Problem description: From the listing below, extract each line containing the string "xlabel".

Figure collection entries
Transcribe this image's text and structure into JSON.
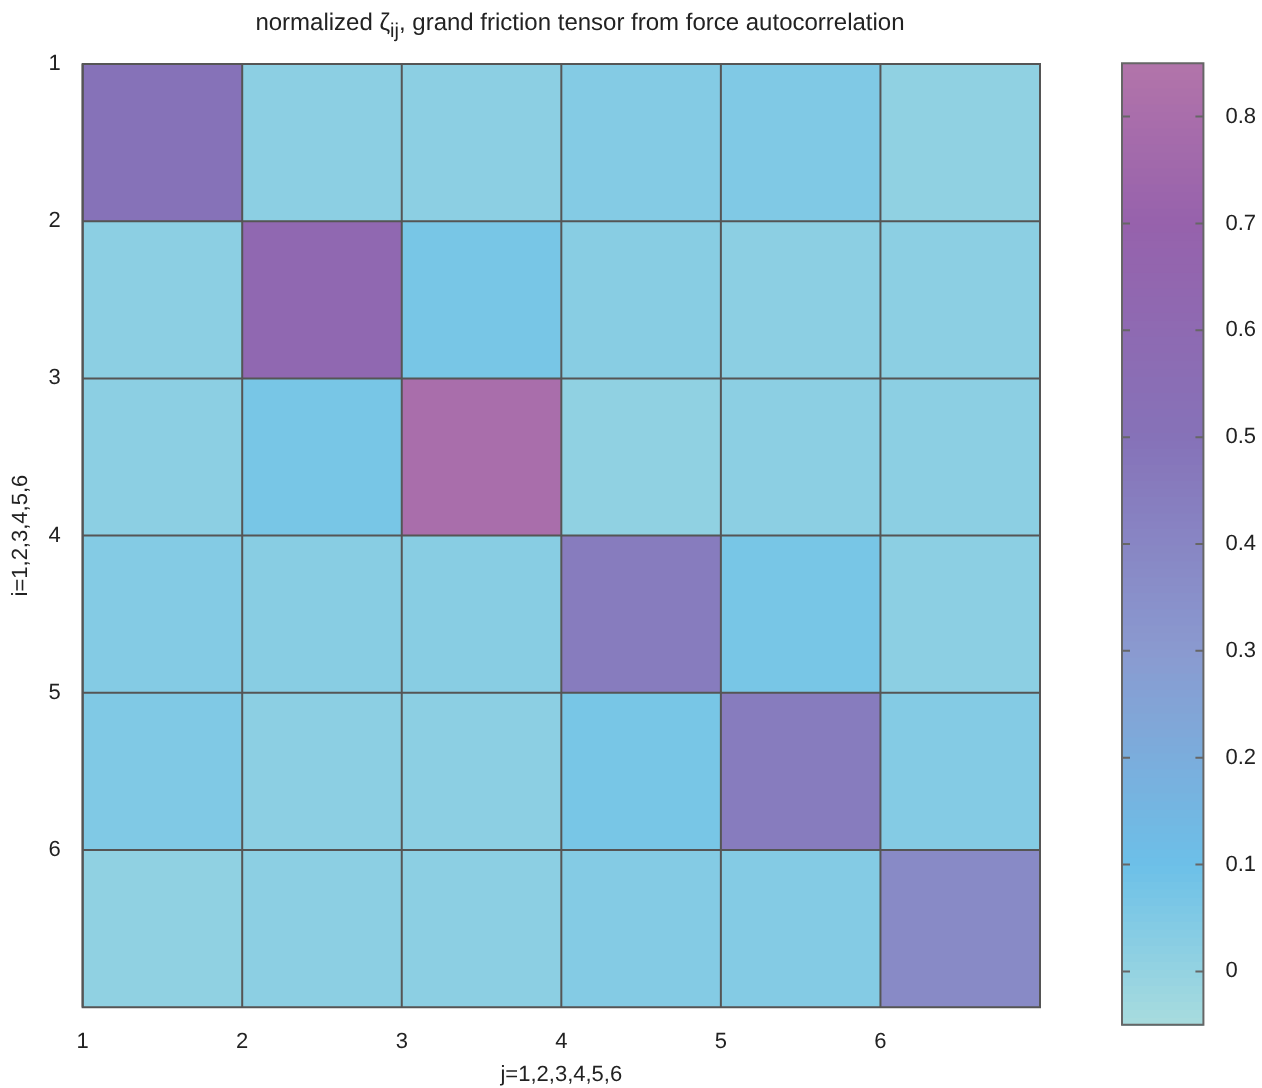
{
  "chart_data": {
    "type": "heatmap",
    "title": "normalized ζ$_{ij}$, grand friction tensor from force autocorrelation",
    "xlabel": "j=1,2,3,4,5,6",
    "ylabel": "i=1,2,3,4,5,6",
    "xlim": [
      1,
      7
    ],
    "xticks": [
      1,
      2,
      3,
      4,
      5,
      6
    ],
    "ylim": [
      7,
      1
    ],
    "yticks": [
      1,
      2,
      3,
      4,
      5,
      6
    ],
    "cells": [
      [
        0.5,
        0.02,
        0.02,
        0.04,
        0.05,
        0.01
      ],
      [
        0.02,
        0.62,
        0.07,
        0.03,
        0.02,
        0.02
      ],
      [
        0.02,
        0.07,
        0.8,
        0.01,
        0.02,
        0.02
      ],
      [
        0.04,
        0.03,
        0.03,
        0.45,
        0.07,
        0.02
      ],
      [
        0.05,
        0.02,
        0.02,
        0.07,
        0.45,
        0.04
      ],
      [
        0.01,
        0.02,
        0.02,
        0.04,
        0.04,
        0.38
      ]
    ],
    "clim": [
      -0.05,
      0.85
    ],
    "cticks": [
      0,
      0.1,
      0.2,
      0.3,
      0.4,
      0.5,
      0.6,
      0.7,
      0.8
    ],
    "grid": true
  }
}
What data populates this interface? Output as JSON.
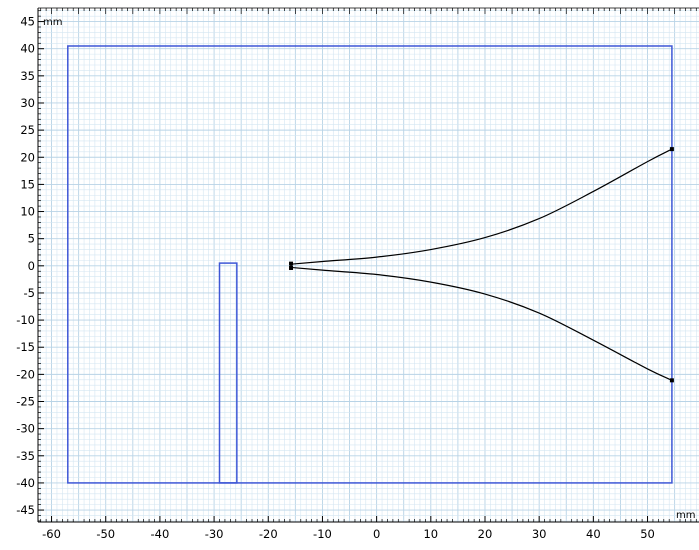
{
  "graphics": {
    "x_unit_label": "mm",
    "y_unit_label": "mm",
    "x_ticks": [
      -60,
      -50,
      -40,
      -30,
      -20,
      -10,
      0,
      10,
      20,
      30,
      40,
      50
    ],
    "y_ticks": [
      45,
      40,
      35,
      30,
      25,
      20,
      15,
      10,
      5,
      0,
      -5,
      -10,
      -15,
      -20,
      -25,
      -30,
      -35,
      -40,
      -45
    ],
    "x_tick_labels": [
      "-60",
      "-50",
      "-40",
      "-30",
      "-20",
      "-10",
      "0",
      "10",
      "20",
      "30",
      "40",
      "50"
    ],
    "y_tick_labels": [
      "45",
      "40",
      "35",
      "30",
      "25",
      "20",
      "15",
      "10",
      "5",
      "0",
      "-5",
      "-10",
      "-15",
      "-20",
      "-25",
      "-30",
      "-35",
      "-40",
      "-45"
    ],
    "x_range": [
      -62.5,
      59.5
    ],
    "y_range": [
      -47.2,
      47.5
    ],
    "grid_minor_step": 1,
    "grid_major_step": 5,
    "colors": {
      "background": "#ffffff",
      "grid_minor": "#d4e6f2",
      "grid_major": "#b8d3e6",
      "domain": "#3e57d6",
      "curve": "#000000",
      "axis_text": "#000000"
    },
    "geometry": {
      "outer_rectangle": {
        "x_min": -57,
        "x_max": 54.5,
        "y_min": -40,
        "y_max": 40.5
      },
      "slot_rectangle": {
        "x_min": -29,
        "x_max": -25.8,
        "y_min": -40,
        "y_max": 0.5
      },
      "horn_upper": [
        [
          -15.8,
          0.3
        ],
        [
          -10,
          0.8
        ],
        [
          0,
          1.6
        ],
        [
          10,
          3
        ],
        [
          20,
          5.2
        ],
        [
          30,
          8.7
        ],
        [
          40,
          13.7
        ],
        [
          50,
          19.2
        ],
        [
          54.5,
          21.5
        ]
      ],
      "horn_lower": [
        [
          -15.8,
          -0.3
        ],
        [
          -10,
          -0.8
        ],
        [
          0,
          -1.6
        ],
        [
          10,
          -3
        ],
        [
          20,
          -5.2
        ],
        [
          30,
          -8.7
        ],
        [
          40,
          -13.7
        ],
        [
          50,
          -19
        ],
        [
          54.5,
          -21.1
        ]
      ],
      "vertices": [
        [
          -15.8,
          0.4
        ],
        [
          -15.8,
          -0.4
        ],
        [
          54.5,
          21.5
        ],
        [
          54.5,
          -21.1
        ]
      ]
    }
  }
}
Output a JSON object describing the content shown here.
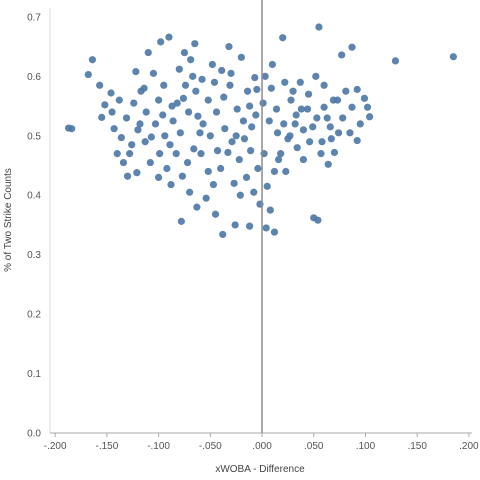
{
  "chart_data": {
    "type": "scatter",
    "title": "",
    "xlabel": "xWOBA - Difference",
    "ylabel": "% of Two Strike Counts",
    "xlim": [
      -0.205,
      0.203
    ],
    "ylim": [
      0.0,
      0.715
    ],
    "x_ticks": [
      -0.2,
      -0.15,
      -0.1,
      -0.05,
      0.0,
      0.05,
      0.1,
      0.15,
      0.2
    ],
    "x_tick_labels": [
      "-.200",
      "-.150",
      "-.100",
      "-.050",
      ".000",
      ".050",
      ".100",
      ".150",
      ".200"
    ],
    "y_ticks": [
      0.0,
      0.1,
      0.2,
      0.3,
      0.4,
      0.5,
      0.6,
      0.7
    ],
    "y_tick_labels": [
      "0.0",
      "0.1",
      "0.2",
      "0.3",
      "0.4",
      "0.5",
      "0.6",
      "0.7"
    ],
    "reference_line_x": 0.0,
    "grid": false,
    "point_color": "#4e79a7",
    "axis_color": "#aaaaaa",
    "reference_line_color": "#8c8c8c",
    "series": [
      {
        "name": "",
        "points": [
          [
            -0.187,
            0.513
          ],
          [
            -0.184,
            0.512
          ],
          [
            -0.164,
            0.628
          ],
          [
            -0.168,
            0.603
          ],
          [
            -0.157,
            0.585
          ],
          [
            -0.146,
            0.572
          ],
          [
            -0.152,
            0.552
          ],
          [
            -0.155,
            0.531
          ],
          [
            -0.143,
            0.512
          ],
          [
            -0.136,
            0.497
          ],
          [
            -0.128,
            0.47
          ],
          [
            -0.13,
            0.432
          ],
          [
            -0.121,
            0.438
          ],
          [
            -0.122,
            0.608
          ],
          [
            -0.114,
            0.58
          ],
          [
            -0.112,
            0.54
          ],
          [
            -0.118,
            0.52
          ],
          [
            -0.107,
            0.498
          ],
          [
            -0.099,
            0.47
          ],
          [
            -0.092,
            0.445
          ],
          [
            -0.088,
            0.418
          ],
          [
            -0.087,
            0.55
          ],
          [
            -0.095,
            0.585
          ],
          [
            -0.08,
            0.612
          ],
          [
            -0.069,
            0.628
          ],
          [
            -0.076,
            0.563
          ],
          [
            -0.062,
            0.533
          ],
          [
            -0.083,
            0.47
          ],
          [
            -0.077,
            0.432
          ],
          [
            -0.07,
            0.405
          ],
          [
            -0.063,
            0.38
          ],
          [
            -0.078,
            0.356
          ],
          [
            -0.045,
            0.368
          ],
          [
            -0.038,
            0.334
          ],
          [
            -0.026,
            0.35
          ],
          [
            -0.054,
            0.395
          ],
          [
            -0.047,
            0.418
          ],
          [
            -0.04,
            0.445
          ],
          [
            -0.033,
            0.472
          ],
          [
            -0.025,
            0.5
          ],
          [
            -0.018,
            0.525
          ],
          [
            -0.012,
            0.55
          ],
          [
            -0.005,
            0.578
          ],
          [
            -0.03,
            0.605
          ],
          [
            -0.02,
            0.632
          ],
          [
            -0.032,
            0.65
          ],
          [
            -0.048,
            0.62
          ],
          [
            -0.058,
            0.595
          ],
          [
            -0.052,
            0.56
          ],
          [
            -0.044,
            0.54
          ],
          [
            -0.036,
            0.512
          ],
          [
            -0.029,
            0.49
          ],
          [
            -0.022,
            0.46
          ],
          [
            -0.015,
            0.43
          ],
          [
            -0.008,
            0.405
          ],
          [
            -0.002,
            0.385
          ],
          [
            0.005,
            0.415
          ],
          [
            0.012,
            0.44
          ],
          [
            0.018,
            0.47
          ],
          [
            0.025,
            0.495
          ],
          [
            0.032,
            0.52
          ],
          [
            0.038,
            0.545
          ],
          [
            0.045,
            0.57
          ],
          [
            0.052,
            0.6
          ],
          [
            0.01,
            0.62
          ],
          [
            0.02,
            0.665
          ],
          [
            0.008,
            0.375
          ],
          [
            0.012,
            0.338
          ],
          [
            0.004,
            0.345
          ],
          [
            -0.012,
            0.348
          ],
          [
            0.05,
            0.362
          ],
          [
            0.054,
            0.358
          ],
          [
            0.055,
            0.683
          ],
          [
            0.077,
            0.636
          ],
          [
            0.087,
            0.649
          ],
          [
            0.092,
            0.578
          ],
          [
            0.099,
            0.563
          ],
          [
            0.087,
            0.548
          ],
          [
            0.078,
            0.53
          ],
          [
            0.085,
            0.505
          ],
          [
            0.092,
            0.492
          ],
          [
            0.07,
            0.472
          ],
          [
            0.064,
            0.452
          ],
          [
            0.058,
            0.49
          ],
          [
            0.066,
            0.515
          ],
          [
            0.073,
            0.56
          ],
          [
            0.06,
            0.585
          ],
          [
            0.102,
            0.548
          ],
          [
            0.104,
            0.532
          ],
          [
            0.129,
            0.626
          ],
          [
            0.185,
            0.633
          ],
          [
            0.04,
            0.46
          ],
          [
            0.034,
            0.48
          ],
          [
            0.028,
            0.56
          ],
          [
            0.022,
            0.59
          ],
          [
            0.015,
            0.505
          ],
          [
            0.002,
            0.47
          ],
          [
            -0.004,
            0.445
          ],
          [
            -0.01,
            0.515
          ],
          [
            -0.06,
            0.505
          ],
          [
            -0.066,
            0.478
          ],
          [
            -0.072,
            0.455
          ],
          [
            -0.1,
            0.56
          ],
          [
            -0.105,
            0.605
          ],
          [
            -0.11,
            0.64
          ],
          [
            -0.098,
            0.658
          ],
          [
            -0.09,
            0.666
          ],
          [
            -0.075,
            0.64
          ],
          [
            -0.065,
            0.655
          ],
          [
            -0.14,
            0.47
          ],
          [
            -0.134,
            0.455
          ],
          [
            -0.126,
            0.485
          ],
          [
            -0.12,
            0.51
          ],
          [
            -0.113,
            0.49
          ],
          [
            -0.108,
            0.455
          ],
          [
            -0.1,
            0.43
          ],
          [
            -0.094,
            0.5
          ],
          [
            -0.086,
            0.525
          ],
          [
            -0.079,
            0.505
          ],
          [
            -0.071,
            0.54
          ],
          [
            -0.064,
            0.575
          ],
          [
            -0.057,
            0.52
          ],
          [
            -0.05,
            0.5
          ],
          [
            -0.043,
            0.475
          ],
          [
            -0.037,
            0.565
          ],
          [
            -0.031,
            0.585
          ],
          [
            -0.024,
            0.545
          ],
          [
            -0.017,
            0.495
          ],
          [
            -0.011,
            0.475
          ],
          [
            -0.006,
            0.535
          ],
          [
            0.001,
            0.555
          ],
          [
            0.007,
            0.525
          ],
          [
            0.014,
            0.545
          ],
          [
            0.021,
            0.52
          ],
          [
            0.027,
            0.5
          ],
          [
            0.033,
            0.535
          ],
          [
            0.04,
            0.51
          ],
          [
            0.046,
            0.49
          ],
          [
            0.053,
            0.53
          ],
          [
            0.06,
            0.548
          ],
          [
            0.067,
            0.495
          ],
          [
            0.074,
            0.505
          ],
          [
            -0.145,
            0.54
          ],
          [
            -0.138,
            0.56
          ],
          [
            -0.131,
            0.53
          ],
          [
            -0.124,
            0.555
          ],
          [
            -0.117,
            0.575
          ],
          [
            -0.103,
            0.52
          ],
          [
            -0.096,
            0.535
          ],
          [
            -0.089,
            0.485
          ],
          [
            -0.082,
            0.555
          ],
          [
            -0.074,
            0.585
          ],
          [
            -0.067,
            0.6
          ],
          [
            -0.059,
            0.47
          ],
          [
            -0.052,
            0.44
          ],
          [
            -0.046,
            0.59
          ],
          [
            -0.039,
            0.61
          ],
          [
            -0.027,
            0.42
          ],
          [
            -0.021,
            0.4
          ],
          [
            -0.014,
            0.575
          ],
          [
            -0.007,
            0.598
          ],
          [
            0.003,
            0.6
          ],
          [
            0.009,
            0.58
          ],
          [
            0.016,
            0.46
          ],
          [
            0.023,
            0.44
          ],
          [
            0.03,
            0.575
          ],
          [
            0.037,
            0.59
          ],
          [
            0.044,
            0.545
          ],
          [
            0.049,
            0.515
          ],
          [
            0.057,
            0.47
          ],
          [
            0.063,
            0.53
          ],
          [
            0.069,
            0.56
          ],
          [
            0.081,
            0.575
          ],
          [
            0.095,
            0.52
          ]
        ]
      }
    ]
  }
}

The completed task:
    "xlabel": "j=1,2,3,4,5,6",
    "xlabel": "xWOBA - Difference",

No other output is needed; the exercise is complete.